Set problem
In everything from the line containing "Patent image size: (714, 532)." down to the line containing "The flattened area 8 is at (398, 252).", swap "cross-sectional view" for "section view" and write those lines out again with nothing else changed.

(Dataset excerpts)
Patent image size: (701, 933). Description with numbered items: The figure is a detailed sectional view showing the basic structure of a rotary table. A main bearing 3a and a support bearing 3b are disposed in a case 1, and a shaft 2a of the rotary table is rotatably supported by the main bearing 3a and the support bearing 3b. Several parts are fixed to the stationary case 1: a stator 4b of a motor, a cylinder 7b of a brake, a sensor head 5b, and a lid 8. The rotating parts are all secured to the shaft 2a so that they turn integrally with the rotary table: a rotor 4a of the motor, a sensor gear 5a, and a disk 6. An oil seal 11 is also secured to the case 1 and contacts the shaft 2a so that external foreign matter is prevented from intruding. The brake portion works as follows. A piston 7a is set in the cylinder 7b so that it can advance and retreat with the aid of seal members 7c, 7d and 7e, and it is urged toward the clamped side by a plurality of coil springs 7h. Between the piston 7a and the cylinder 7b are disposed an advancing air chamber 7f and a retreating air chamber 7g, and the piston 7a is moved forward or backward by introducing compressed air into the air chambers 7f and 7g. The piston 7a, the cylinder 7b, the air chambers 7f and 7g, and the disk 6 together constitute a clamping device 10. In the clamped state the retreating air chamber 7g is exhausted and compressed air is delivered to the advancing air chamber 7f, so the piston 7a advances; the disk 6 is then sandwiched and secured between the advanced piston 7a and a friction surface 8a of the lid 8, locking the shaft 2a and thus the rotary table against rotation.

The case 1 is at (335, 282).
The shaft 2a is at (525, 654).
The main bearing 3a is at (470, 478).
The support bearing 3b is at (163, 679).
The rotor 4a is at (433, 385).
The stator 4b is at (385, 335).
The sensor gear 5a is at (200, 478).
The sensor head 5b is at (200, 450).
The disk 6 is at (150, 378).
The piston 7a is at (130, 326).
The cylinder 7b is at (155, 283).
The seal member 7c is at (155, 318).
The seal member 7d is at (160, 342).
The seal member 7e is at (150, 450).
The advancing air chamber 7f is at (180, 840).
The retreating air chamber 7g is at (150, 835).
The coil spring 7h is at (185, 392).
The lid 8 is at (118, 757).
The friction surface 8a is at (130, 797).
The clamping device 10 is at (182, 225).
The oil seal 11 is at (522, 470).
==
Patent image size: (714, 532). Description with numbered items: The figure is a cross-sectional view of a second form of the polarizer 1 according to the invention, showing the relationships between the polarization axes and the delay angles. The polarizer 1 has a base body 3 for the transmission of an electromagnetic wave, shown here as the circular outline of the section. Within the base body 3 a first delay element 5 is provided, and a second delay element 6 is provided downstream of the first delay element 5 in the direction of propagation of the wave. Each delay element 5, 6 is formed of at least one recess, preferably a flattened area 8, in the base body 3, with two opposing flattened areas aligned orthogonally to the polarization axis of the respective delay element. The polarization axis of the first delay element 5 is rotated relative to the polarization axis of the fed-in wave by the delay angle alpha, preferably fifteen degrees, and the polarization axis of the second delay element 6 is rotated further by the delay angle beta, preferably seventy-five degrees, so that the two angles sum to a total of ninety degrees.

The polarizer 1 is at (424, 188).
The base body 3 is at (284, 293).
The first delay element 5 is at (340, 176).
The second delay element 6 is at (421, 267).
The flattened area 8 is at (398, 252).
...
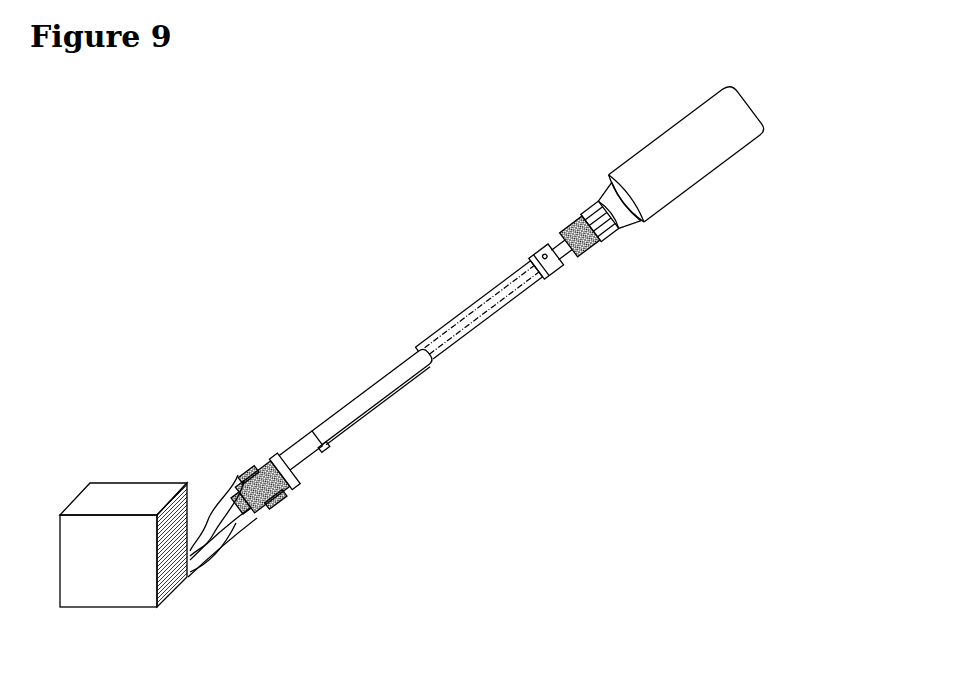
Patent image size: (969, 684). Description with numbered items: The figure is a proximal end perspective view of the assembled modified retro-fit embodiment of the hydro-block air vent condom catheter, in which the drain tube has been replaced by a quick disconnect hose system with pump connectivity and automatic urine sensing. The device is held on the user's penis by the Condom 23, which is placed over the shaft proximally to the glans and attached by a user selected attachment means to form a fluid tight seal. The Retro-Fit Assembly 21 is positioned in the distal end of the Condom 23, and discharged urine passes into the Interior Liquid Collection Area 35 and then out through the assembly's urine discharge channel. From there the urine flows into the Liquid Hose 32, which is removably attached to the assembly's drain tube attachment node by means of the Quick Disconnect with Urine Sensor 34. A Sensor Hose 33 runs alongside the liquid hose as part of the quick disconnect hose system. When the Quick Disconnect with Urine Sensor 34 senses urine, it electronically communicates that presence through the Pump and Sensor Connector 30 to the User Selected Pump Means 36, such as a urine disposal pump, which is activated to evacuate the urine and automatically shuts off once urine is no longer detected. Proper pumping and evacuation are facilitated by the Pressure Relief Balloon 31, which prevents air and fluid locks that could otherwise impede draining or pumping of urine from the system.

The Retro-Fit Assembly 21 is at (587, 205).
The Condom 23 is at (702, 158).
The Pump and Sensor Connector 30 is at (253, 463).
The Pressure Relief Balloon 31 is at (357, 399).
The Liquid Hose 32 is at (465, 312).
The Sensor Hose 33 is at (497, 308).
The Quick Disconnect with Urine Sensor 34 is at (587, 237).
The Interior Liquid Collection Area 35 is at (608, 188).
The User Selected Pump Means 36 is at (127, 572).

Output for this exercise
Patent image size: (714, 532). Description with numbered items: The figure is a section view of a second form of the polarizer 1 according to the invention, showing the relationships between the polarization axes and the delay angles. The polarizer 1 has a base body 3 for the transmission of an electromagnetic wave, shown here as the circular outline of the section. Within the base body 3 a first delay element 5 is provided, and a second delay element 6 is provided downstream of the first delay element 5 in the direction of propagation of the wave. Each delay element 5, 6 is formed of at least one recess, preferably a flattened area 8, in the base body 3, with two opposing flattened areas aligned orthogonally to the polarization axis of the respective delay element. The polarization axis of the first delay element 5 is rotated relative to the polarization axis of the fed-in wave by the delay angle alpha, preferably fifteen degrees, and the polarization axis of the second delay element 6 is rotated further by the delay angle beta, preferably seventy-five degrees, so that the two angles sum to a total of ninety degrees.

The polarizer 1 is at (424, 188).
The base body 3 is at (284, 293).
The first delay element 5 is at (340, 176).
The second delay element 6 is at (421, 267).
The flattened area 8 is at (398, 252).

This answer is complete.